DESCRIPTION OF THE TASK = Establish how many lines in the material include the string "数十公里" and report it as a lone number.

SOURCE RECORDS =
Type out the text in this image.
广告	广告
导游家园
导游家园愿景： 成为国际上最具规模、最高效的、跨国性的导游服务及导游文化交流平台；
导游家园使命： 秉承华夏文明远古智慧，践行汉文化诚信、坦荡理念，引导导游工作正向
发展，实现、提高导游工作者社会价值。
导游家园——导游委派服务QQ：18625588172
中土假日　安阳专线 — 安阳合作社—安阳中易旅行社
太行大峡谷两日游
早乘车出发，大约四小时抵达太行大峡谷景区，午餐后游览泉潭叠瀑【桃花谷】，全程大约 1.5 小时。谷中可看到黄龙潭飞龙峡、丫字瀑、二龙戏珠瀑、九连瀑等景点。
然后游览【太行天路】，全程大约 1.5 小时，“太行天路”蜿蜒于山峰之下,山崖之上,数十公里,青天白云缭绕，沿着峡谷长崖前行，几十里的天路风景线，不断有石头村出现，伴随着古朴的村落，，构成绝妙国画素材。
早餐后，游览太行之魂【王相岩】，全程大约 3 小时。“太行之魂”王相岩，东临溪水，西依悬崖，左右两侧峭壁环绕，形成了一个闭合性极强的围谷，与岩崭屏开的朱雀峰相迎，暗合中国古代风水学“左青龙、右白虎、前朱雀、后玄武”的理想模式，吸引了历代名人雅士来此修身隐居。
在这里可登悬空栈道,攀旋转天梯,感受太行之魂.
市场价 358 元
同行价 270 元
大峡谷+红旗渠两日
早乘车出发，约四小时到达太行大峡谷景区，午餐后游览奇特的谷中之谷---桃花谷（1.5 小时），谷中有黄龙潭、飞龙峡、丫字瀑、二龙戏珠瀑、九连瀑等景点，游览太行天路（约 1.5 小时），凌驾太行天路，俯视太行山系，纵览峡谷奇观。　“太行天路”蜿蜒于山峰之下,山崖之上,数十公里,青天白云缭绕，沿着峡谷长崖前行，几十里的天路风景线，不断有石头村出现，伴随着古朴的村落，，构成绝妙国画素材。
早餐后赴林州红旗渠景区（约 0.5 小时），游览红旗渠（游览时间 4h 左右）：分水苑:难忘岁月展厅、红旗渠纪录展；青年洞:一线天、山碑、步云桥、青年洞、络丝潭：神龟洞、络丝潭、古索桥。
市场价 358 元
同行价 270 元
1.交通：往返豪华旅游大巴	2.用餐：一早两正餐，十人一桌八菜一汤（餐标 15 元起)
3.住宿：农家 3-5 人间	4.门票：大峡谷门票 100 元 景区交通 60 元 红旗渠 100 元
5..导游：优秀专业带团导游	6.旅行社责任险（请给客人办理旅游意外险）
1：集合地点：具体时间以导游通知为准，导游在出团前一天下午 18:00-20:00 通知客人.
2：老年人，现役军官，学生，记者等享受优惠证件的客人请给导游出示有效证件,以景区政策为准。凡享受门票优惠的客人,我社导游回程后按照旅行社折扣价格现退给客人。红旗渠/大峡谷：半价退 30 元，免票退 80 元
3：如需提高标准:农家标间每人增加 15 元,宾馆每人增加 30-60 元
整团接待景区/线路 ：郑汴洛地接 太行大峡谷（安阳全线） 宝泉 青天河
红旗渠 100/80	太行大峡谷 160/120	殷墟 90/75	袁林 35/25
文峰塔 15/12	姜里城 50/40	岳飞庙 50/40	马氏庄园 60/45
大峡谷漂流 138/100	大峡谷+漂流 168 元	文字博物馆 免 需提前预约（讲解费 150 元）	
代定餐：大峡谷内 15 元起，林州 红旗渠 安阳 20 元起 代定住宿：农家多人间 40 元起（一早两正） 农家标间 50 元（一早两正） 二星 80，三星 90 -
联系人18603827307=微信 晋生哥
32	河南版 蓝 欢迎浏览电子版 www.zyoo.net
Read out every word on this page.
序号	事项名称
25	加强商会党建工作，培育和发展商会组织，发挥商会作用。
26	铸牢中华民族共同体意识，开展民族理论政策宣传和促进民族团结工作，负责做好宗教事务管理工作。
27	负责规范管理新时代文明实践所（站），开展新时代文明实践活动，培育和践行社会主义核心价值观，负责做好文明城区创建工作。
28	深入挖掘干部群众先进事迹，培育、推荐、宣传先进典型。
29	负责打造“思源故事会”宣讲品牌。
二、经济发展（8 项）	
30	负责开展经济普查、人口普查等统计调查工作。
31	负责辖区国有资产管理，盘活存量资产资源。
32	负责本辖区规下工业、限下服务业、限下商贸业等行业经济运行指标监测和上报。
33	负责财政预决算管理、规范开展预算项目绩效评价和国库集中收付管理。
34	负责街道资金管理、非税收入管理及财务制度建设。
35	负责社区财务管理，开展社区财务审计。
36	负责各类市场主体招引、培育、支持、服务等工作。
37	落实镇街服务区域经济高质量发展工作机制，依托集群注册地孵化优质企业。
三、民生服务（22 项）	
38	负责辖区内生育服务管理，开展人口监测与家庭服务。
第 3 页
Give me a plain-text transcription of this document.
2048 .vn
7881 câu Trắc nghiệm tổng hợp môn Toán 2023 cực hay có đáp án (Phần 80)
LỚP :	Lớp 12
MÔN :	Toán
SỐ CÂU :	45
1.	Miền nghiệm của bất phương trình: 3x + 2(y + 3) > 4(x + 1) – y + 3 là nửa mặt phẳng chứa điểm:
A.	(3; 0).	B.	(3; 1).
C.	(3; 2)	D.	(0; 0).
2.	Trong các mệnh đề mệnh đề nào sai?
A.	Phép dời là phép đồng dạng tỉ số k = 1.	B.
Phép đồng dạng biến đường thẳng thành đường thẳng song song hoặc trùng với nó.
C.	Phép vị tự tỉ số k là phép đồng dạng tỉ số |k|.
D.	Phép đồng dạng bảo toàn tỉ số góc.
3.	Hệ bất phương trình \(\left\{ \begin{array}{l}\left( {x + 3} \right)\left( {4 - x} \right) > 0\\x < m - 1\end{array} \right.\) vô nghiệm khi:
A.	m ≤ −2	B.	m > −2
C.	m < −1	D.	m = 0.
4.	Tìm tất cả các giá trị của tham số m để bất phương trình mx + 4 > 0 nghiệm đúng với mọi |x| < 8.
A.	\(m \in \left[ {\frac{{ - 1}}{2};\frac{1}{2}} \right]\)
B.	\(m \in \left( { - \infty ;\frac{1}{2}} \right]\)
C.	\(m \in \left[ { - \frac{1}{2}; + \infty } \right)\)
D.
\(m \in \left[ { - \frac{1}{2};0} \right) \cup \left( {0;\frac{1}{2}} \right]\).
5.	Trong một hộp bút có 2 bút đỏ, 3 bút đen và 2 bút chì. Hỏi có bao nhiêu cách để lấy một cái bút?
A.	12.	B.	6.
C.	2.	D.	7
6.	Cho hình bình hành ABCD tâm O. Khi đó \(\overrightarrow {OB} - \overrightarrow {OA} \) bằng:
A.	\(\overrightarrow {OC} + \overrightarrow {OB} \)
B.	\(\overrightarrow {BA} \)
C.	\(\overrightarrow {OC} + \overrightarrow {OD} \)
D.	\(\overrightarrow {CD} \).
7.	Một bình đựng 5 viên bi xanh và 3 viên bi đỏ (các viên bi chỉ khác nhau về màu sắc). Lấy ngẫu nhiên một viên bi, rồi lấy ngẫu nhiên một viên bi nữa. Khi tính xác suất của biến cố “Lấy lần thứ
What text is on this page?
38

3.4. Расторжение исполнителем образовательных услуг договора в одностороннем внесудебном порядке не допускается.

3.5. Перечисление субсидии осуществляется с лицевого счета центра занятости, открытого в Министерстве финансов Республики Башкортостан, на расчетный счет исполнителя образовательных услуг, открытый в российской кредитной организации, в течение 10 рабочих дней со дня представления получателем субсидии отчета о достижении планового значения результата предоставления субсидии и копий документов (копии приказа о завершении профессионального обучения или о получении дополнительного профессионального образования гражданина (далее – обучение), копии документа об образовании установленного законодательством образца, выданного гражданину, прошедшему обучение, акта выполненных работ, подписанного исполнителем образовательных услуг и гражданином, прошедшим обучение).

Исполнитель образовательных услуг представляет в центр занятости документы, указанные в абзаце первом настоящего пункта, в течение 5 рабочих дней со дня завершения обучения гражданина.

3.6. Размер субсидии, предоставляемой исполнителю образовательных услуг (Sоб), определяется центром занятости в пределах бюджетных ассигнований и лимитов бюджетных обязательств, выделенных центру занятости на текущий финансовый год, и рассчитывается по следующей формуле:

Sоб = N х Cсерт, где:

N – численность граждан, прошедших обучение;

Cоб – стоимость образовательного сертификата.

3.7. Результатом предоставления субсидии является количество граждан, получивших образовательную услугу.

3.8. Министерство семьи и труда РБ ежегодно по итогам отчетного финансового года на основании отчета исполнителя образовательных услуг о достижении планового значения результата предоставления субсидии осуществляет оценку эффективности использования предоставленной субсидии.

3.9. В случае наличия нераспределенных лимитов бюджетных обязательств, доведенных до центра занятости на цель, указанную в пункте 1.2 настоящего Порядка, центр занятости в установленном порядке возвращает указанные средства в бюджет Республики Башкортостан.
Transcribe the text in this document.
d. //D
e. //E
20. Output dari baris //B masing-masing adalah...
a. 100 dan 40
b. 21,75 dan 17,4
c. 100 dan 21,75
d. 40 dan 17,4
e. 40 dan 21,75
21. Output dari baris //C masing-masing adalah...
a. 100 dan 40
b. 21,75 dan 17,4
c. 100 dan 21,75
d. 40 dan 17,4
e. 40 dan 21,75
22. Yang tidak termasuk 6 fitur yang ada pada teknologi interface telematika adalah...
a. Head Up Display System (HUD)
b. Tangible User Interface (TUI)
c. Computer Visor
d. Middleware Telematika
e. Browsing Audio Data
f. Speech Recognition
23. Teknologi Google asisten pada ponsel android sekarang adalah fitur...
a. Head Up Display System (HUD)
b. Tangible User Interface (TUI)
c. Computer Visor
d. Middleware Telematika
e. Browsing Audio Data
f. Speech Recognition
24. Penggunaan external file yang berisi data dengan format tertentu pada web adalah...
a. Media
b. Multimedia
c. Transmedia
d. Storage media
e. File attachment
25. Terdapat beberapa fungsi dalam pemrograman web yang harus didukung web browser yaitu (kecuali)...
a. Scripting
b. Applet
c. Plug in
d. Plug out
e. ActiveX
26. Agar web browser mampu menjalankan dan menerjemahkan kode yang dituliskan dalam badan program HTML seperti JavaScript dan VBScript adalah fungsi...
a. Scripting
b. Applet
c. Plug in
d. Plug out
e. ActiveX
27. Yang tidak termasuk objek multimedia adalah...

REPLY TO THE EXERCISE = 2